▶ [WORK REQUIRED] Find and return each line containing "屏幕亮度".

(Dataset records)

________________

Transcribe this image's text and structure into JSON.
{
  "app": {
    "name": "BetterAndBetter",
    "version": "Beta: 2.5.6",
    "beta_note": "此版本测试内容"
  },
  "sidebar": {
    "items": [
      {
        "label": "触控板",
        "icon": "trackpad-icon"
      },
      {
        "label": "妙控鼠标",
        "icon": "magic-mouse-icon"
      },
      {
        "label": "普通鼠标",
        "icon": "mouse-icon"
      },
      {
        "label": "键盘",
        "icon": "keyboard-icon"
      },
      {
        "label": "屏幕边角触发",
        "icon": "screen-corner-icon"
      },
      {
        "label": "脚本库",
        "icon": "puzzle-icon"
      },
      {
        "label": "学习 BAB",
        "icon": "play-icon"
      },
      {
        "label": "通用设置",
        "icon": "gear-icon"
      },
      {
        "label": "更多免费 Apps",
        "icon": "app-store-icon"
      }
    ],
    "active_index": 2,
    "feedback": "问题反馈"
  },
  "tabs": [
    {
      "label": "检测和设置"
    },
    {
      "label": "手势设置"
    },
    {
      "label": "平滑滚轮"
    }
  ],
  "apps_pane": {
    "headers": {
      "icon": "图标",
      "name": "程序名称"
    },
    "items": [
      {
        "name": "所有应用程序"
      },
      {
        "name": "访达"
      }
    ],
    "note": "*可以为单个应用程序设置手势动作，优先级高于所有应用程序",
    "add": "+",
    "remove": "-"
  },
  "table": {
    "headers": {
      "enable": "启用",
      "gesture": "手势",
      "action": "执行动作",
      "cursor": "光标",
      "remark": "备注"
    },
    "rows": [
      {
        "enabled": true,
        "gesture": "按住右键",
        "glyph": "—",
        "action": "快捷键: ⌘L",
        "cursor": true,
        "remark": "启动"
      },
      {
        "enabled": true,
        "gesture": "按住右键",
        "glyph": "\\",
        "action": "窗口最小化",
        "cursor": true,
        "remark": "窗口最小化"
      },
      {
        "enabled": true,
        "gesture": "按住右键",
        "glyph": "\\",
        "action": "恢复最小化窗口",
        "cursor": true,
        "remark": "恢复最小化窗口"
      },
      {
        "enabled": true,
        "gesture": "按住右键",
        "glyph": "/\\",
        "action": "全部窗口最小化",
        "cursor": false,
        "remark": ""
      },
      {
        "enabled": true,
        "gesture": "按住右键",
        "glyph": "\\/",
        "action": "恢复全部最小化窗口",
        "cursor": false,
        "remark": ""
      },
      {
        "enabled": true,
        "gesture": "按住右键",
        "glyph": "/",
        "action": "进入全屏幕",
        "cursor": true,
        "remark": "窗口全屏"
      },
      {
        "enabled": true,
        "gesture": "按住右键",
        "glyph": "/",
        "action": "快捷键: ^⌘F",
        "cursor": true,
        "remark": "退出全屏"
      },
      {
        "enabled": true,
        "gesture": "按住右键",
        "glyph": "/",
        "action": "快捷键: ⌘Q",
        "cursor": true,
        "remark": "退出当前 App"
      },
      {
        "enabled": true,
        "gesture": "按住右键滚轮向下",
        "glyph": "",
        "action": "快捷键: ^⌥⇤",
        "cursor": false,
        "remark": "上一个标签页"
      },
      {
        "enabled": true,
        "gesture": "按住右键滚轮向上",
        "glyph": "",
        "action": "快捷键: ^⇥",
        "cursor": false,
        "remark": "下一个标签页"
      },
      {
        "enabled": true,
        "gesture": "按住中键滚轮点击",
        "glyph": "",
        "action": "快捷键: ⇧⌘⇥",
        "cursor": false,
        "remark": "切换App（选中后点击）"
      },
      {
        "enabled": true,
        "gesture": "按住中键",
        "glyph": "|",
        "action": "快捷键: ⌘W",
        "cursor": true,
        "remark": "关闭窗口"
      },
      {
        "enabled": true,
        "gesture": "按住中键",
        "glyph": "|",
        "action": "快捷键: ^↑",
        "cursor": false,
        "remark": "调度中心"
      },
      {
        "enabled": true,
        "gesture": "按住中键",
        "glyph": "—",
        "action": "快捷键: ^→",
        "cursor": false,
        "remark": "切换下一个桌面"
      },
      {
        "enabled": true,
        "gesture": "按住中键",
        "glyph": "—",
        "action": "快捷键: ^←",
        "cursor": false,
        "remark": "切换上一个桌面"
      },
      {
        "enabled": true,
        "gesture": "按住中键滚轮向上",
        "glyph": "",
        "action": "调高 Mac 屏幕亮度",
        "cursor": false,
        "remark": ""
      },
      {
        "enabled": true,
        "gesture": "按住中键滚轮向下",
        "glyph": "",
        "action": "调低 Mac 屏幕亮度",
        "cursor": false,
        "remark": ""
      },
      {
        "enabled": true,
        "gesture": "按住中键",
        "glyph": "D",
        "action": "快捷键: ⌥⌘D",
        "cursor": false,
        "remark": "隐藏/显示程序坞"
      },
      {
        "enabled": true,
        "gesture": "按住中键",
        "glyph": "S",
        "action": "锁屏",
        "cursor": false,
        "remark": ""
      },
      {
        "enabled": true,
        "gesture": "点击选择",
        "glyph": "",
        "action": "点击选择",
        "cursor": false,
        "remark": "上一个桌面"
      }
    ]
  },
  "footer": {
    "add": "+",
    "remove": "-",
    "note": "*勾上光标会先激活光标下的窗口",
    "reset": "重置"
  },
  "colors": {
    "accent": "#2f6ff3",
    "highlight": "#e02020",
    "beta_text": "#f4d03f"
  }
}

________________

▶ [RESPONSE TO THIS EXERCISE]
        "action": "调高 Mac 屏幕亮度",
        "action": "调低 Mac 屏幕亮度",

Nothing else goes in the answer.